** TASK TO COMPLETE **
Copy out each line that includes the word "euroa".

═══ DATA FOR PROCESSING

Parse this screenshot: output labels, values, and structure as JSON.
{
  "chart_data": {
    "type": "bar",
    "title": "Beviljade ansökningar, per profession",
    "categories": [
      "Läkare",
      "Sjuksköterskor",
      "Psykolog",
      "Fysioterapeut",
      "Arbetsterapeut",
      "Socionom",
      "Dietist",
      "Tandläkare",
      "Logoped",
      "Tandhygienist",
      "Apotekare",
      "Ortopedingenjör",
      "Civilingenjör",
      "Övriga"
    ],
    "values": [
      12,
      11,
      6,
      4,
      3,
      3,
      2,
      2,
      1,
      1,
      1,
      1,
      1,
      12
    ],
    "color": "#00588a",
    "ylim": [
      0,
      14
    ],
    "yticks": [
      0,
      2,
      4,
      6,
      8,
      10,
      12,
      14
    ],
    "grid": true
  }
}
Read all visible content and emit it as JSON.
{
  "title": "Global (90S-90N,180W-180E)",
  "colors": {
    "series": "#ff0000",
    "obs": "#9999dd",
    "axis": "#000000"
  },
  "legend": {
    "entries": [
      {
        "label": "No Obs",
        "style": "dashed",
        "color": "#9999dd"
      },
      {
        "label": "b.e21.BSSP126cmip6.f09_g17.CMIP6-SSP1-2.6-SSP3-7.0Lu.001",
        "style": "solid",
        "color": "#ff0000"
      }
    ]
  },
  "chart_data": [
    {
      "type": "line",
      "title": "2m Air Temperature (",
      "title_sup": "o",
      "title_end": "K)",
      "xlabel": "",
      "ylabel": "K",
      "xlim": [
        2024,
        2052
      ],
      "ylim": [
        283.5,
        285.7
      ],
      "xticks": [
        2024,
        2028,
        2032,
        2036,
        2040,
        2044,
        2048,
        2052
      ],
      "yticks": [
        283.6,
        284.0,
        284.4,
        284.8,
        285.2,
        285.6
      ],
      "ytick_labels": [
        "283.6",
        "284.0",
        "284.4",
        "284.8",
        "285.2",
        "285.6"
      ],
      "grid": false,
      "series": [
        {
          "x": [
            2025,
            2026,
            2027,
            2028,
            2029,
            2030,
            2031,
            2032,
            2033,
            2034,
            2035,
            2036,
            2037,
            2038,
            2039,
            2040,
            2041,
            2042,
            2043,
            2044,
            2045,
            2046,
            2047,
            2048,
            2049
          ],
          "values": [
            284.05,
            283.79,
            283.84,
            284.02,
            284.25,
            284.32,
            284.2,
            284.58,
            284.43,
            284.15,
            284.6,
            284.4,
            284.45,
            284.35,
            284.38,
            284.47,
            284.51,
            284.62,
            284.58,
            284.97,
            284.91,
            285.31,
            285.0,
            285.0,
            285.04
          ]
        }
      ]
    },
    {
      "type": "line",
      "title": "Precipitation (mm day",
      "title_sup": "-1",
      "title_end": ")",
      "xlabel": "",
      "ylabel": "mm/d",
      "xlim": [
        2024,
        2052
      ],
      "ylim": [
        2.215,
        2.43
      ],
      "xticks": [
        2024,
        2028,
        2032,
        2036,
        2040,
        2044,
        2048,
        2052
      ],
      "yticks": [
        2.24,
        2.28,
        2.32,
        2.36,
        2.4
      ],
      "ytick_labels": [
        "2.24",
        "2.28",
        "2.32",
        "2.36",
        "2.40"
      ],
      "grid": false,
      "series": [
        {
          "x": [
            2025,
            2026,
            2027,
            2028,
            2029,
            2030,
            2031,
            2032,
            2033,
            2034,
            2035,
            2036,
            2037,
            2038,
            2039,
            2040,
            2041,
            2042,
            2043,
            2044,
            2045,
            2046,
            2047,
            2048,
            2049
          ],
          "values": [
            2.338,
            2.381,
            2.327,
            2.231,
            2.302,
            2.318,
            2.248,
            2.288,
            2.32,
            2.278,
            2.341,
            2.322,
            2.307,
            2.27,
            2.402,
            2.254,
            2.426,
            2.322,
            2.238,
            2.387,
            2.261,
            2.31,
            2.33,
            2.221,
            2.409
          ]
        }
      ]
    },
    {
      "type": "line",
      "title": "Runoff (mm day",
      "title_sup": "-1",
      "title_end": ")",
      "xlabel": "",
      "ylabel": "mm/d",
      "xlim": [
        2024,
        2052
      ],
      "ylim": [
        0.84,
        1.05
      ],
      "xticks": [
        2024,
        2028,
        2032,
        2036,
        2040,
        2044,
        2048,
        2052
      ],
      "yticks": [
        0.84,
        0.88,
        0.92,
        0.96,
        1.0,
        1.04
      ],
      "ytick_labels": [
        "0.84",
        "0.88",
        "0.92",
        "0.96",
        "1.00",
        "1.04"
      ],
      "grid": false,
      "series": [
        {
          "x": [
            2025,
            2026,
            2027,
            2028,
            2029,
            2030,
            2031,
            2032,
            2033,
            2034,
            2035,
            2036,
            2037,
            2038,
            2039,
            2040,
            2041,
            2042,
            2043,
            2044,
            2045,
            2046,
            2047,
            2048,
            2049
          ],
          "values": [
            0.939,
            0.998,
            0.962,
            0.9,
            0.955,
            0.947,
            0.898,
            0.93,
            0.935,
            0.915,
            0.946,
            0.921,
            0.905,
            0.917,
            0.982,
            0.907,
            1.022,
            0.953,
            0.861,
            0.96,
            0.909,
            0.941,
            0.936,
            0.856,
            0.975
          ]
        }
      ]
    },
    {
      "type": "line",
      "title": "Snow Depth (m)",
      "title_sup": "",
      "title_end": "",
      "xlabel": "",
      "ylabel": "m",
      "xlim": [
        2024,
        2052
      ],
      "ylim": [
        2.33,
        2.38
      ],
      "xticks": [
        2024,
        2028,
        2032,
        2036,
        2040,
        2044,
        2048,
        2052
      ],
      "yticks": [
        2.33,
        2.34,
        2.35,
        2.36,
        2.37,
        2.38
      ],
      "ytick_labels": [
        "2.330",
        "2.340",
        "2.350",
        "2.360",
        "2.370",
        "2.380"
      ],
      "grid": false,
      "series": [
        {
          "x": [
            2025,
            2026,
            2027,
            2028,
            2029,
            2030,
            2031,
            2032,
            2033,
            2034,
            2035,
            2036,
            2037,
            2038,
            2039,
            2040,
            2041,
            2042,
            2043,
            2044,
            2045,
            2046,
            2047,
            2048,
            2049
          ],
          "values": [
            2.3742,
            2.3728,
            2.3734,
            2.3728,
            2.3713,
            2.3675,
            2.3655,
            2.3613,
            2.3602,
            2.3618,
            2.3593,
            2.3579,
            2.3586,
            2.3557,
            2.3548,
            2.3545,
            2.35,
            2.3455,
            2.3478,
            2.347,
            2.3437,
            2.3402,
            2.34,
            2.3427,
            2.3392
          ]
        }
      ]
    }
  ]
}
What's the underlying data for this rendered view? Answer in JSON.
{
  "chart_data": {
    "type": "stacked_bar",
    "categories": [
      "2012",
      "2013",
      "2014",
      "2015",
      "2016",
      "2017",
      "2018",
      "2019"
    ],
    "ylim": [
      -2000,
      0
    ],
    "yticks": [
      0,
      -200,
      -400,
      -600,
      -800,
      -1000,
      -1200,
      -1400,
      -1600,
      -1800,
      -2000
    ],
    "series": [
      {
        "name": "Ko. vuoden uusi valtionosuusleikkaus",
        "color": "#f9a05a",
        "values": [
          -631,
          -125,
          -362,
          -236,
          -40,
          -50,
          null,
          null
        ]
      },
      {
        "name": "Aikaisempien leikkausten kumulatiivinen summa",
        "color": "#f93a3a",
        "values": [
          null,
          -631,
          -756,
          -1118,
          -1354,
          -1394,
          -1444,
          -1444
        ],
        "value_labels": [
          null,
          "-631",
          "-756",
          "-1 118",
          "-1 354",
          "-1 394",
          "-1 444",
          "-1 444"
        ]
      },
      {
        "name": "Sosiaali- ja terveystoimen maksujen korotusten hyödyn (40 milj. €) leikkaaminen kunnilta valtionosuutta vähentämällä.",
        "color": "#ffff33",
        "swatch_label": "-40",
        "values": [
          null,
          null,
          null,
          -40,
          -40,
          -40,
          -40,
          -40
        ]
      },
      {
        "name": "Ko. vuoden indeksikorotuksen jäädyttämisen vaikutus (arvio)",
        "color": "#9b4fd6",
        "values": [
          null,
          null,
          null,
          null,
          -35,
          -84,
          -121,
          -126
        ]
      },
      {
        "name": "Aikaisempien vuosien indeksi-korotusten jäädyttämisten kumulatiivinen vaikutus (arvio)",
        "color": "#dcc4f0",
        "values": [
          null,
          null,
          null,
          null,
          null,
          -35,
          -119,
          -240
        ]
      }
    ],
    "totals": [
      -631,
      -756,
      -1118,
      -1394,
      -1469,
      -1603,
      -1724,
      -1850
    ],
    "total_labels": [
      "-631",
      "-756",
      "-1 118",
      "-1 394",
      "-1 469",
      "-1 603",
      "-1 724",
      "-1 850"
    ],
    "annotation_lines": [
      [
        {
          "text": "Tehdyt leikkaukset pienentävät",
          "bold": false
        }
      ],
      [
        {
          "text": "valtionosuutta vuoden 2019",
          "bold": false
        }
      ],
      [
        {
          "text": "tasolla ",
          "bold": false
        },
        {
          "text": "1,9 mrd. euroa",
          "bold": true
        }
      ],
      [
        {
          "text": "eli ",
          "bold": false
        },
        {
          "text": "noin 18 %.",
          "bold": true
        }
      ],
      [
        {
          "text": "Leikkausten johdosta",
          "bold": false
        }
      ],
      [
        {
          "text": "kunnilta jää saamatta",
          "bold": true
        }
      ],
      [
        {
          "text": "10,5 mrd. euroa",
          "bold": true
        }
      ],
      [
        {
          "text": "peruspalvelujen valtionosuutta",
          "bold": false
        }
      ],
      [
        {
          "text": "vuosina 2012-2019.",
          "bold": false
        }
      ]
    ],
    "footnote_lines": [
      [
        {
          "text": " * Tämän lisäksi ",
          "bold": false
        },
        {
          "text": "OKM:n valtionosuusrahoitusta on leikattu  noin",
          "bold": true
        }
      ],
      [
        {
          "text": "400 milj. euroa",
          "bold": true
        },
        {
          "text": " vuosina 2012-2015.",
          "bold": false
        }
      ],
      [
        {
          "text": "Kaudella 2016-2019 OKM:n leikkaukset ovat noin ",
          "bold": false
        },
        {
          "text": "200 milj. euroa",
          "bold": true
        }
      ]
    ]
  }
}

══════

** FINAL RESULT **
          "text": "1,9 mrd. euroa",
          "text": "10,5 mrd. euroa",
          "text": "400 milj. euroa",
          "text": "200 milj. euroa",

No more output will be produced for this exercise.